WHAT THE EXERCISE ASKS
Among the entries below, find the lines with "의료장비" and copy them.

DATASET RECORDS
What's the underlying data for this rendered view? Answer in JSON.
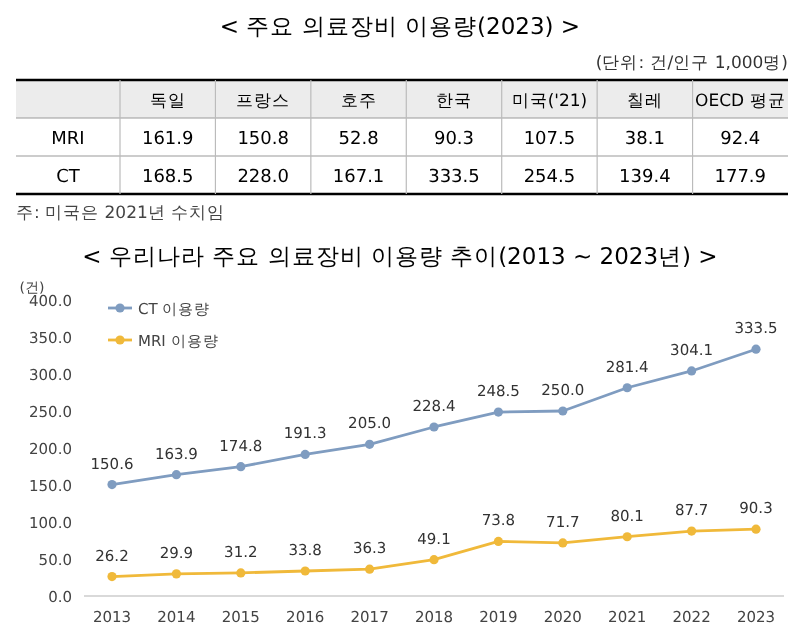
{
  "chart_data": [
    {
      "type": "other",
      "title": "< 주요 의료장비 이용량(2023) >",
      "subtitle": "(단위: 건/인구 1,000명)",
      "categories": [
        "독일",
        "프랑스",
        "호주",
        "한국",
        "미국('21)",
        "칠레",
        "OECD 평균"
      ],
      "series": [
        {
          "name": "MRI",
          "values": [
            161.9,
            150.8,
            52.8,
            90.3,
            107.5,
            38.1,
            92.4
          ],
          "value_labels": [
            "161.9",
            "150.8",
            "52.8",
            "90.3",
            "107.5",
            "38.1",
            "92.4"
          ]
        },
        {
          "name": "CT",
          "values": [
            168.5,
            228.0,
            167.1,
            333.5,
            254.5,
            139.4,
            177.9
          ],
          "value_labels": [
            "168.5",
            "228.0",
            "167.1",
            "333.5",
            "254.5",
            "139.4",
            "177.9"
          ]
        }
      ],
      "annotations": [
        "주: 미국은 2021년 수치임"
      ]
    },
    {
      "type": "line",
      "title": "< 우리나라 주요 의료장비 이용량 추이(2013 ~ 2023년) >",
      "ylabel": "(건)",
      "categories": [
        "2013",
        "2014",
        "2015",
        "2016",
        "2017",
        "2018",
        "2019",
        "2020",
        "2021",
        "2022",
        "2023"
      ],
      "series": [
        {
          "name": "CT 이용량",
          "color": "#7f9cc0",
          "values": [
            150.6,
            163.9,
            174.8,
            191.3,
            205.0,
            228.4,
            248.5,
            250.0,
            281.4,
            304.1,
            333.5
          ],
          "value_labels": [
            "150.6",
            "163.9",
            "174.8",
            "191.3",
            "205.0",
            "228.4",
            "248.5",
            "250.0",
            "281.4",
            "304.1",
            "333.5"
          ]
        },
        {
          "name": "MRI 이용량",
          "color": "#f0b93a",
          "values": [
            26.2,
            29.9,
            31.2,
            33.8,
            36.3,
            49.1,
            73.8,
            71.7,
            80.1,
            87.7,
            90.3
          ],
          "value_labels": [
            "26.2",
            "29.9",
            "31.2",
            "33.8",
            "36.3",
            "49.1",
            "73.8",
            "71.7",
            "80.1",
            "87.7",
            "90.3"
          ]
        }
      ],
      "ylim": [
        0,
        400
      ],
      "yticks": [
        {
          "value": 0,
          "label": "0.0"
        },
        {
          "value": 50,
          "label": "50.0"
        },
        {
          "value": 100,
          "label": "100.0"
        },
        {
          "value": 150,
          "label": "150.0"
        },
        {
          "value": 200,
          "label": "200.0"
        },
        {
          "value": 250,
          "label": "250.0"
        },
        {
          "value": 300,
          "label": "300.0"
        },
        {
          "value": 350,
          "label": "350.0"
        },
        {
          "value": 400,
          "label": "400.0"
        }
      ],
      "legend": "top left",
      "marker": "circle",
      "line_style": "solid"
    }
  ]
}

RESPONSE TO THIS TASK
      "title": "< 주요 의료장비 이용량(2023) >",
      "title": "< 우리나라 주요 의료장비 이용량 추이(2013 ~ 2023년) >",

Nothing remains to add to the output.